DEINE AUFGABE: Gib aus dem Text über Agrarüberschüsse alles von „Hinzu kommen noch“ bis hinunter zu „14. Mai 1986)“ wieder und benenne dabei „Mitgliedsländer“ in „Mitgliedsstaaten“ um.

ZITIERTER AUSZUG:
Die entwicklungspolitische Realität sieht dagegen anders aus, obwohl auch Bonn in offiziellen Erklärungen meist von einer 'Übergangslösung' spricht. Denn längst hat sich diese Form der Überschußverwertung einen festen Platz im Instrumentenkasten der Europäischen Gemeinschaft (EG) erobert. Nach den USA avancierte die EG zum zweitgrößten Billiglieferanten: Allein im letzten Jahr wurden rund 1,1 Millionen Tonnen Getreide und 157400 Tonnen Milchpulver, Zucker, Butter- und Pflanzenöle in die Entwicklungsländer verschifft. Fast jede dritte für Entwicklungspolitik reservierte EG-Mark wird inzwischen für die Nahrungsmittelhilfe ausgegeben.

Hinzu kommen noch die bilateralen Leistungen einzelner Mitgliedsländer wie der Bundesrepublik, die 1985 auf eigene Rechnung noch einmal gut 190000 Tonnen Überschußgetreide in die Dritte Welt schleuste." (Frankfurter Rundschau, 14. Mai 1986)

Gemeinsames Gleichgewicht

Auf dem Agrarweltmarkt bringt die Politik "Angebot und Nachfrage ins Gleichgewicht". Das haben die Sieben auf ihrem Wirtschaftsgipfel in Tokio erst kürzlich wieder voll bestätigt, indem sie sich gemeinsam Sorgen machten:

"Mit Besorgnis stellen wir fest, daß heute bei einigen wichtigen Agrarerzeugnissen eine globale strukturelle Überschußsituation herrscht, die teils auf technische Verbesserungen und teils auf eine langjährige Politik der innerstaatlichen Subventionierung und des Schutzes der Landwirtschaft in allen unseren Ländern zurückgeht. Das schadet der Wirtschaft gewisser Entwicklungsländer und dürfte die Gefahr ausgedehnteren protektionistischen Drucks verschärfen. Vor diesem Problem stehen wir alle, und es läßt sich nur durch gegenseitige Zusammenarbeit bewältigen. Wir alle kennen die Bedeutung der Landwirtschaft für das Wohlergehen ländlicher Gemeinschaften, sind uns aber einig, daß bei Vorliegen von Überschüssen Handlungsbedarf besteht, damit im Lichte der Weltnachfrage die Politik umgeschichtet und die Struktur der Agrarerzeugung angepaßt wird." (Wirtschaftserklärung von Tokio)

In diesem Sinne sind schon erste Handlungserfolge zu verzeichnen:

"Sowohl die USA wie auch die EG haben am Freitag noch einmal ihre Verhandlungsbereitschaft hervorgehoben ... Die USA rechnen sich aber Handelsverluste zwischen 700 Mill. und 2 Mrd. Dollar bei ihren Agrarausfuhren nach Spanien und Portugal aus, da die beiden neuen EG-Mitgliedsstaaten seit dem 1. März in die gemeinsame EG-Agrarpolitik mit ihren besonderen Schutzvorkehrungen eingegliedert wurden.

VORLIEGENDE EINTRÄGE:

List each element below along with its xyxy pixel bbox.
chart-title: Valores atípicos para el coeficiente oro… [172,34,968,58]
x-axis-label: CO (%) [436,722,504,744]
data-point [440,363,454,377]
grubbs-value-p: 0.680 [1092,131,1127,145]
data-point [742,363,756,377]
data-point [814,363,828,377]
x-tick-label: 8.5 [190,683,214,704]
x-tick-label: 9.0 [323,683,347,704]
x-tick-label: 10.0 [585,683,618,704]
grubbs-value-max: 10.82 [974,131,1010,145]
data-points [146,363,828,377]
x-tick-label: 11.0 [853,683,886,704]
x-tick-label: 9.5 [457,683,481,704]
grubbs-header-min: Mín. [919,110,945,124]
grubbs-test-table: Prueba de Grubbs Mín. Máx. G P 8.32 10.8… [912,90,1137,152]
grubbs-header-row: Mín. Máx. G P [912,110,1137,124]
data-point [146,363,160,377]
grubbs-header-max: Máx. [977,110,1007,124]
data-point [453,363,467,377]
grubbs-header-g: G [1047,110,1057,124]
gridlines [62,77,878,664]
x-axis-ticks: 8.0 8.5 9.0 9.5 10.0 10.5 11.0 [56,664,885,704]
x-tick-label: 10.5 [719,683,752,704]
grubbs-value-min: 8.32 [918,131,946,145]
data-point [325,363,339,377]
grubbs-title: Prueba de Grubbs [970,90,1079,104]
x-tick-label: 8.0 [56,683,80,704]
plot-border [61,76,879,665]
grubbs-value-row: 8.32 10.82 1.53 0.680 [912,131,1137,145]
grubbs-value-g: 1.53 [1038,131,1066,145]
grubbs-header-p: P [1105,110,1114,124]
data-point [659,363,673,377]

ANTWORT ZUR ÜBUNG:
Hinzu kommen noch die bilateralen Leistungen einzelner Mitgliedsstaaten wie der Bundesrepublik, die 1985 auf eigene Rechnung noch einmal gut 190000 Tonnen Überschußgetreide in die Dritte Welt schleuste." (Frankfurter Rundschau, 14. Mai 1986)